Data entries
┌────────
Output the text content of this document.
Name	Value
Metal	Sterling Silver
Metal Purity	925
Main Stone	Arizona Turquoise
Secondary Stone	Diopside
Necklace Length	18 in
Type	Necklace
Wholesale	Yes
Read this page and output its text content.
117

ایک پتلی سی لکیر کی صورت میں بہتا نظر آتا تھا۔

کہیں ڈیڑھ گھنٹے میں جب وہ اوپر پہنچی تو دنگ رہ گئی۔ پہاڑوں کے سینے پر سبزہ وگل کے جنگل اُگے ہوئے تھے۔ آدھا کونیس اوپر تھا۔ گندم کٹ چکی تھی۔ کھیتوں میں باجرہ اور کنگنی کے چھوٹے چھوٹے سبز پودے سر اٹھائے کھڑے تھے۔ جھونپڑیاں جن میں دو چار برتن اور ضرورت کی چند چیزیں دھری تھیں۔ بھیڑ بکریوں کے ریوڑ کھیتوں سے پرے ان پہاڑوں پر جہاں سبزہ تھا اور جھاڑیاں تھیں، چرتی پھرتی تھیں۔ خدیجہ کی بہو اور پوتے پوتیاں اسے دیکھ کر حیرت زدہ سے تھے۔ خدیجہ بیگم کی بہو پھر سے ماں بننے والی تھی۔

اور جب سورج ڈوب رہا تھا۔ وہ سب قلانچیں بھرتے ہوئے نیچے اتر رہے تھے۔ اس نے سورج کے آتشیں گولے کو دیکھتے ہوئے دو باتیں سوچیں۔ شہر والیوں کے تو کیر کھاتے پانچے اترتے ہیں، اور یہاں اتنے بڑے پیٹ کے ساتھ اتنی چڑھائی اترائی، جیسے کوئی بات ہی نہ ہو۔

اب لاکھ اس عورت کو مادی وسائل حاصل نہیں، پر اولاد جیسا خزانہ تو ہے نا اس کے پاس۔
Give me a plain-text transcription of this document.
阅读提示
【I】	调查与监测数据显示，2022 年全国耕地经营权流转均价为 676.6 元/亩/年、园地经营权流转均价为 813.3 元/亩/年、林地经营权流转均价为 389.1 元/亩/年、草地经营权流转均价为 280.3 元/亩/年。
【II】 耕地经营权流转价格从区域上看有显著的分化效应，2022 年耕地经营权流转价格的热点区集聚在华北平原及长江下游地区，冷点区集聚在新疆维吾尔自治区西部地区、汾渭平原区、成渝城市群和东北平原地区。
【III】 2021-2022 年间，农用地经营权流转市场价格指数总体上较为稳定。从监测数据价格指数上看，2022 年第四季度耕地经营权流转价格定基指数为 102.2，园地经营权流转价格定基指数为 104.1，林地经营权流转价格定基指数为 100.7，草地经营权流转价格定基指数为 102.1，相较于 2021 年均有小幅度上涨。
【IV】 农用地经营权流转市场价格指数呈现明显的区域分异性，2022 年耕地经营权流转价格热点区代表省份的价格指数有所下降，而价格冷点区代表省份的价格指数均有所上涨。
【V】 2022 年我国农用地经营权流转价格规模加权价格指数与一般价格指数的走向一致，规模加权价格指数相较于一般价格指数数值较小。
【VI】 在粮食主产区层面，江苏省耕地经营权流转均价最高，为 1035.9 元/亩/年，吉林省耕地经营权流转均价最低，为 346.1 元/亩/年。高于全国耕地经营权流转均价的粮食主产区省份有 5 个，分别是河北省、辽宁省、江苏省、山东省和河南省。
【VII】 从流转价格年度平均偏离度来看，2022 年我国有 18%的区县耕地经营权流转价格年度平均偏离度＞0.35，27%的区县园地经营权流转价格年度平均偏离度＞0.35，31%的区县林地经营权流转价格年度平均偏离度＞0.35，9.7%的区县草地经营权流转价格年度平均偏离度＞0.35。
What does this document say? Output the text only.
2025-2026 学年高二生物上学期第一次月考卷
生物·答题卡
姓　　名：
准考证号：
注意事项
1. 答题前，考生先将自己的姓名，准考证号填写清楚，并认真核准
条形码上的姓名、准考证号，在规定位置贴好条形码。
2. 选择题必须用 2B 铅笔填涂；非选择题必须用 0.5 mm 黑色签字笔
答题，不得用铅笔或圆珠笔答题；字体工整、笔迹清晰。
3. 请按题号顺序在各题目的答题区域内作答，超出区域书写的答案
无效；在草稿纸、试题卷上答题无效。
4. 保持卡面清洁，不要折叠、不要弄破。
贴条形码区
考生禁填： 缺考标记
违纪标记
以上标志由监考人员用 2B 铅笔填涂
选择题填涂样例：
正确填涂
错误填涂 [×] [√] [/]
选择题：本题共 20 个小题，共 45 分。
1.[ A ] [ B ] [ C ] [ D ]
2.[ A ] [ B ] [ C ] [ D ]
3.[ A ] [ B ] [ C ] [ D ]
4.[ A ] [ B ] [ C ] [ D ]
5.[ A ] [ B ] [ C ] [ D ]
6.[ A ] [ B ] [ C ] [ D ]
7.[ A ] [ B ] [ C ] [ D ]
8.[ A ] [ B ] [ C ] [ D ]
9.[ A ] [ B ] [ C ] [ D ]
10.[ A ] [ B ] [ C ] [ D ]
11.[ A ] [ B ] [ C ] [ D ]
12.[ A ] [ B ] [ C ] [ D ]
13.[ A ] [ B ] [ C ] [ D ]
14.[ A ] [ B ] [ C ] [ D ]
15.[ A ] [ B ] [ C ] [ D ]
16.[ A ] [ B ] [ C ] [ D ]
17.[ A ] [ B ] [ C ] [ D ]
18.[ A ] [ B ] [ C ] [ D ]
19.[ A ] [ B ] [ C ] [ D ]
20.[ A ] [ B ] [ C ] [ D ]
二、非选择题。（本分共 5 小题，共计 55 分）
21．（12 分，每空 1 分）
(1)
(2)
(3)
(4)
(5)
└────────
[AIM] The listing above should be transcribed in full, exactly as written.

[CORRECT OUTPUT]
Output the text content of this document.
Name	Value
Metal	Sterling Silver
Metal Purity	925
Main Stone	Arizona Turquoise
Secondary Stone	Diopside
Necklace Length	18 in
Type	Necklace
Wholesale	Yes
Read this page and output its text content.
117

ایک پتلی سی لکیر کی صورت میں بہتا نظر آتا تھا۔

کہیں ڈیڑھ گھنٹے میں جب وہ اوپر پہنچی تو دنگ رہ گئی۔ پہاڑوں کے سینے پر سبزہ وگل کے جنگل اُگے ہوئے تھے۔ آدھا کونیس اوپر تھا۔ گندم کٹ چکی تھی۔ کھیتوں میں باجرہ اور کنگنی کے چھوٹے چھوٹے سبز پودے سر اٹھائے کھڑے تھے۔ جھونپڑیاں جن میں دو چار برتن اور ضرورت کی چند چیزیں دھری تھیں۔ بھیڑ بکریوں کے ریوڑ کھیتوں سے پرے ان پہاڑوں پر جہاں سبزہ تھا اور جھاڑیاں تھیں، چرتی پھرتی تھیں۔ خدیجہ کی بہو اور پوتے پوتیاں اسے دیکھ کر حیرت زدہ سے تھے۔ خدیجہ بیگم کی بہو پھر سے ماں بننے والی تھی۔

اور جب سورج ڈوب رہا تھا۔ وہ سب قلانچیں بھرتے ہوئے نیچے اتر رہے تھے۔ اس نے سورج کے آتشیں گولے کو دیکھتے ہوئے دو باتیں سوچیں۔ شہر والیوں کے تو کیر کھاتے پانچے اترتے ہیں، اور یہاں اتنے بڑے پیٹ کے ساتھ اتنی چڑھائی اترائی، جیسے کوئی بات ہی نہ ہو۔

اب لاکھ اس عورت کو مادی وسائل حاصل نہیں، پر اولاد جیسا خزانہ تو ہے نا اس کے پاس۔
Give me a plain-text transcription of this document.
阅读提示
【I】	调查与监测数据显示，2022 年全国耕地经营权流转均价为 676.6 元/亩/年、园地经营权流转均价为 813.3 元/亩/年、林地经营权流转均价为 389.1 元/亩/年、草地经营权流转均价为 280.3 元/亩/年。
【II】 耕地经营权流转价格从区域上看有显著的分化效应，2022 年耕地经营权流转价格的热点区集聚在华北平原及长江下游地区，冷点区集聚在新疆维吾尔自治区西部地区、汾渭平原区、成渝城市群和东北平原地区。
【III】 2021-2022 年间，农用地经营权流转市场价格指数总体上较为稳定。从监测数据价格指数上看，2022 年第四季度耕地经营权流转价格定基指数为 102.2，园地经营权流转价格定基指数为 104.1，林地经营权流转价格定基指数为 100.7，草地经营权流转价格定基指数为 102.1，相较于 2021 年均有小幅度上涨。
【IV】 农用地经营权流转市场价格指数呈现明显的区域分异性，2022 年耕地经营权流转价格热点区代表省份的价格指数有所下降，而价格冷点区代表省份的价格指数均有所上涨。
【V】 2022 年我国农用地经营权流转价格规模加权价格指数与一般价格指数的走向一致，规模加权价格指数相较于一般价格指数数值较小。
【VI】 在粮食主产区层面，江苏省耕地经营权流转均价最高，为 1035.9 元/亩/年，吉林省耕地经营权流转均价最低，为 346.1 元/亩/年。高于全国耕地经营权流转均价的粮食主产区省份有 5 个，分别是河北省、辽宁省、江苏省、山东省和河南省。
【VII】 从流转价格年度平均偏离度来看，2022 年我国有 18%的区县耕地经营权流转价格年度平均偏离度＞0.35，27%的区县园地经营权流转价格年度平均偏离度＞0.35，31%的区县林地经营权流转价格年度平均偏离度＞0.35，9.7%的区县草地经营权流转价格年度平均偏离度＞0.35。
What does this document say? Output the text only.
2025-2026 学年高二生物上学期第一次月考卷
生物·答题卡
姓　　名：
准考证号：
注意事项
1. 答题前，考生先将自己的姓名，准考证号填写清楚，并认真核准
条形码上的姓名、准考证号，在规定位置贴好条形码。
2. 选择题必须用 2B 铅笔填涂；非选择题必须用 0.5 mm 黑色签字笔
答题，不得用铅笔或圆珠笔答题；字体工整、笔迹清晰。
3. 请按题号顺序在各题目的答题区域内作答，超出区域书写的答案
无效；在草稿纸、试题卷上答题无效。
4. 保持卡面清洁，不要折叠、不要弄破。
贴条形码区
考生禁填： 缺考标记
违纪标记
以上标志由监考人员用 2B 铅笔填涂
选择题填涂样例：
正确填涂
错误填涂 [×] [√] [/]
选择题：本题共 20 个小题，共 45 分。
1.[ A ] [ B ] [ C ] [ D ]
2.[ A ] [ B ] [ C ] [ D ]
3.[ A ] [ B ] [ C ] [ D ]
4.[ A ] [ B ] [ C ] [ D ]
5.[ A ] [ B ] [ C ] [ D ]
6.[ A ] [ B ] [ C ] [ D ]
7.[ A ] [ B ] [ C ] [ D ]
8.[ A ] [ B ] [ C ] [ D ]
9.[ A ] [ B ] [ C ] [ D ]
10.[ A ] [ B ] [ C ] [ D ]
11.[ A ] [ B ] [ C ] [ D ]
12.[ A ] [ B ] [ C ] [ D ]
13.[ A ] [ B ] [ C ] [ D ]
14.[ A ] [ B ] [ C ] [ D ]
15.[ A ] [ B ] [ C ] [ D ]
16.[ A ] [ B ] [ C ] [ D ]
17.[ A ] [ B ] [ C ] [ D ]
18.[ A ] [ B ] [ C ] [ D ]
19.[ A ] [ B ] [ C ] [ D ]
20.[ A ] [ B ] [ C ] [ D ]
二、非选择题。（本分共 5 小题，共计 55 分）
21．（12 分，每空 1 分）
(1)
(2)
(3)
(4)
(5)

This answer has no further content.